■ STATED PROBLEM ■
Could you copy, word for word, only the lines from the one containing "Type out the text in this image." through the last line of the records below, both included?

* BEGIN GIVEN DATA *

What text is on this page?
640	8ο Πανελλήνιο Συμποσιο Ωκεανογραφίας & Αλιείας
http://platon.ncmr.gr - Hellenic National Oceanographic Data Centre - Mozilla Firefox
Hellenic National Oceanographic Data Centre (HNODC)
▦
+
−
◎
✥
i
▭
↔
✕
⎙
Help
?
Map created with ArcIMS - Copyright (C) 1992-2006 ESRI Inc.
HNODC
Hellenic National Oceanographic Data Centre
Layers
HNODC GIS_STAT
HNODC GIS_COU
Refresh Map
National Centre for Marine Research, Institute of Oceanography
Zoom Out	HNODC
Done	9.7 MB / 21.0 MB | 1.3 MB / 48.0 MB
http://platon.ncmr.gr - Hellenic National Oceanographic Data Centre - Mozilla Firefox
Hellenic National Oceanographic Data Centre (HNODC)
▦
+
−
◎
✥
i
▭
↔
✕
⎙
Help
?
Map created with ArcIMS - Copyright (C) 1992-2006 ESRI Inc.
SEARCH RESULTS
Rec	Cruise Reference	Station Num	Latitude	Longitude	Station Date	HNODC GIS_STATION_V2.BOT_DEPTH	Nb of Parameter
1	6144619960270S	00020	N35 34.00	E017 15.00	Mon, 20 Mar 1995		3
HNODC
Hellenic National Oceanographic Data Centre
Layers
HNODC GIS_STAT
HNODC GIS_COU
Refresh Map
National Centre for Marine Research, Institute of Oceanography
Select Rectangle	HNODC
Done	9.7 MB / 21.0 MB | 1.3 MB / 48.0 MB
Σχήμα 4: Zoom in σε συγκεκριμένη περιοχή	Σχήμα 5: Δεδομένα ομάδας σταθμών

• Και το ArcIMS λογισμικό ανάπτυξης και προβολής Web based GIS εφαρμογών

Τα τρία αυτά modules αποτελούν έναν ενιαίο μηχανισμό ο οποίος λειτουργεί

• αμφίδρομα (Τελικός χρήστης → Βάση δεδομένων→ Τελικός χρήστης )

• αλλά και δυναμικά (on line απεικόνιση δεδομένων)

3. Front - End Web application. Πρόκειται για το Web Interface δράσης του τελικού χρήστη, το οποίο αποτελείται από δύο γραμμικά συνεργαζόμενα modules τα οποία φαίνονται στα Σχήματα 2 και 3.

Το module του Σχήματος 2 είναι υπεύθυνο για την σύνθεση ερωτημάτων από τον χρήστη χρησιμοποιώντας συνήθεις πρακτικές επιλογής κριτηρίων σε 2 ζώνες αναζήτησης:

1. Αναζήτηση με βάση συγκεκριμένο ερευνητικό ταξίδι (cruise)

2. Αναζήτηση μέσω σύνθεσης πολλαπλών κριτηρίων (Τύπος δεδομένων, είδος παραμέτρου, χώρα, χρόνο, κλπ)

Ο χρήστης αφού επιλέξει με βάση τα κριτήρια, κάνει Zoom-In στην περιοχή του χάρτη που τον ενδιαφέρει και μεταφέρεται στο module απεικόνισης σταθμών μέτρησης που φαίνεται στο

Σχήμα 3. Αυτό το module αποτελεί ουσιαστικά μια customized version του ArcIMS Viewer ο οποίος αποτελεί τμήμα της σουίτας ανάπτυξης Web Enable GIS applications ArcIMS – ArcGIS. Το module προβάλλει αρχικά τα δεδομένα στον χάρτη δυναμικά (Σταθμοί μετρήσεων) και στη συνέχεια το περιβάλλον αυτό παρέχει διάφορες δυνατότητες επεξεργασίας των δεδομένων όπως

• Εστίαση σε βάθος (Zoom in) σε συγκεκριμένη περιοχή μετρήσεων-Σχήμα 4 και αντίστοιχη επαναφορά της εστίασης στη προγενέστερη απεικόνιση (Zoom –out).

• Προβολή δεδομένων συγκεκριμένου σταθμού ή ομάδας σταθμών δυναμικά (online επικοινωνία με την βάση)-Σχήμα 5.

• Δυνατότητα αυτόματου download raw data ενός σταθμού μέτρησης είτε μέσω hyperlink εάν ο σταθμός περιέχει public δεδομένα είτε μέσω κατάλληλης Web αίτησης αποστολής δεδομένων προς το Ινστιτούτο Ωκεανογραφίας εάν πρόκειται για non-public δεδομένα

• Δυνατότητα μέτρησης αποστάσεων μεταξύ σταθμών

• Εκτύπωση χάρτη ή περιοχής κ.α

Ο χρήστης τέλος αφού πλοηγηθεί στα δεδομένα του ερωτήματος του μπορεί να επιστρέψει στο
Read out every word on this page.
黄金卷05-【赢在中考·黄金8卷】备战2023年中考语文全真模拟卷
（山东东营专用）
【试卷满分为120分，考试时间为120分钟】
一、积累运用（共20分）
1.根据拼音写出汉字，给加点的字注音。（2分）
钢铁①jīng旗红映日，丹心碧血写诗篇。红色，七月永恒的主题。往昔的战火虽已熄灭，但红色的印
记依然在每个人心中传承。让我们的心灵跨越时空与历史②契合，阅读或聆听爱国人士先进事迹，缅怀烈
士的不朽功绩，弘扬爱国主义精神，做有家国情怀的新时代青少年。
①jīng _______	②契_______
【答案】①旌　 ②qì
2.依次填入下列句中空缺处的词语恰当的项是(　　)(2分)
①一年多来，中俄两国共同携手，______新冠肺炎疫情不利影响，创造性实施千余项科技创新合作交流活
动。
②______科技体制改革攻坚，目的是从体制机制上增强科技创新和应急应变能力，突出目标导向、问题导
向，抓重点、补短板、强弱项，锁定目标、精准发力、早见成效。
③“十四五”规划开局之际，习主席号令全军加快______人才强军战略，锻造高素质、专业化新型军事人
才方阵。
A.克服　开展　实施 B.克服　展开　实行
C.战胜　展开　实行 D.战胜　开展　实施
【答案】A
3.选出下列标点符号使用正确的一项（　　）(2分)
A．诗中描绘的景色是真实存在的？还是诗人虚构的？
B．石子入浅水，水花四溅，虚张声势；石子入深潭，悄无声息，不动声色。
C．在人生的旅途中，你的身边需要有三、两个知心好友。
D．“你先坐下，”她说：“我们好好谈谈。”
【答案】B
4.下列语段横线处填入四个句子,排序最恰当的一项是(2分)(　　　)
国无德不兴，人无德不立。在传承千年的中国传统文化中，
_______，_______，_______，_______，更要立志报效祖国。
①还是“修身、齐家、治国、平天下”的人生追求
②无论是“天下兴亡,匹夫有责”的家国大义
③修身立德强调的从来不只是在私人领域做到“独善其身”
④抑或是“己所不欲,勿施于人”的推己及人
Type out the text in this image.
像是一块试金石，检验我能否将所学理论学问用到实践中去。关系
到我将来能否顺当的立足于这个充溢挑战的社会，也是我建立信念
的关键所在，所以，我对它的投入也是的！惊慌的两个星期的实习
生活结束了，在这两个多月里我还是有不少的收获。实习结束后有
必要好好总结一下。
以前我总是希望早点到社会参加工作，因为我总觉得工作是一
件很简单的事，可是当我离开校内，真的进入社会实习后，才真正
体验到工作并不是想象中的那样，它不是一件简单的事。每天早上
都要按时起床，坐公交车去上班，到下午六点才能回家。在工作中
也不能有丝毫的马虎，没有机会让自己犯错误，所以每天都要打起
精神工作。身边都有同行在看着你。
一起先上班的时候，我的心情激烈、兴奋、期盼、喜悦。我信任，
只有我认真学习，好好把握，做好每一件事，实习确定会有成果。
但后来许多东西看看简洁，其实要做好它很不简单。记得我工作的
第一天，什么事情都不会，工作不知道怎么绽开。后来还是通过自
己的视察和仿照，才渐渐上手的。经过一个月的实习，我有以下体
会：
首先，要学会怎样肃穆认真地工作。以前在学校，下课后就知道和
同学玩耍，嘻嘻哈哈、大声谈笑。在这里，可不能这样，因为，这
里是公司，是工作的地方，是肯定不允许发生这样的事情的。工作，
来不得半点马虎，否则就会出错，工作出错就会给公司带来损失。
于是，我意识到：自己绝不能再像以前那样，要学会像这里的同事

* END GIVEN DATA *

■ RESPONSE TO THE TASK ■
Type out the text in this image.
像是一块试金石，检验我能否将所学理论学问用到实践中去。关系
到我将来能否顺当的立足于这个充溢挑战的社会，也是我建立信念
的关键所在，所以，我对它的投入也是的！惊慌的两个星期的实习
生活结束了，在这两个多月里我还是有不少的收获。实习结束后有
必要好好总结一下。
以前我总是希望早点到社会参加工作，因为我总觉得工作是一
件很简单的事，可是当我离开校内，真的进入社会实习后，才真正
体验到工作并不是想象中的那样，它不是一件简单的事。每天早上
都要按时起床，坐公交车去上班，到下午六点才能回家。在工作中
也不能有丝毫的马虎，没有机会让自己犯错误，所以每天都要打起
精神工作。身边都有同行在看着你。
一起先上班的时候，我的心情激烈、兴奋、期盼、喜悦。我信任，
只有我认真学习，好好把握，做好每一件事，实习确定会有成果。
但后来许多东西看看简洁，其实要做好它很不简单。记得我工作的
第一天，什么事情都不会，工作不知道怎么绽开。后来还是通过自
己的视察和仿照，才渐渐上手的。经过一个月的实习，我有以下体
会：
首先，要学会怎样肃穆认真地工作。以前在学校，下课后就知道和
同学玩耍，嘻嘻哈哈、大声谈笑。在这里，可不能这样，因为，这
里是公司，是工作的地方，是肯定不允许发生这样的事情的。工作，
来不得半点马虎，否则就会出错，工作出错就会给公司带来损失。
于是，我意识到：自己绝不能再像以前那样，要学会像这里的同事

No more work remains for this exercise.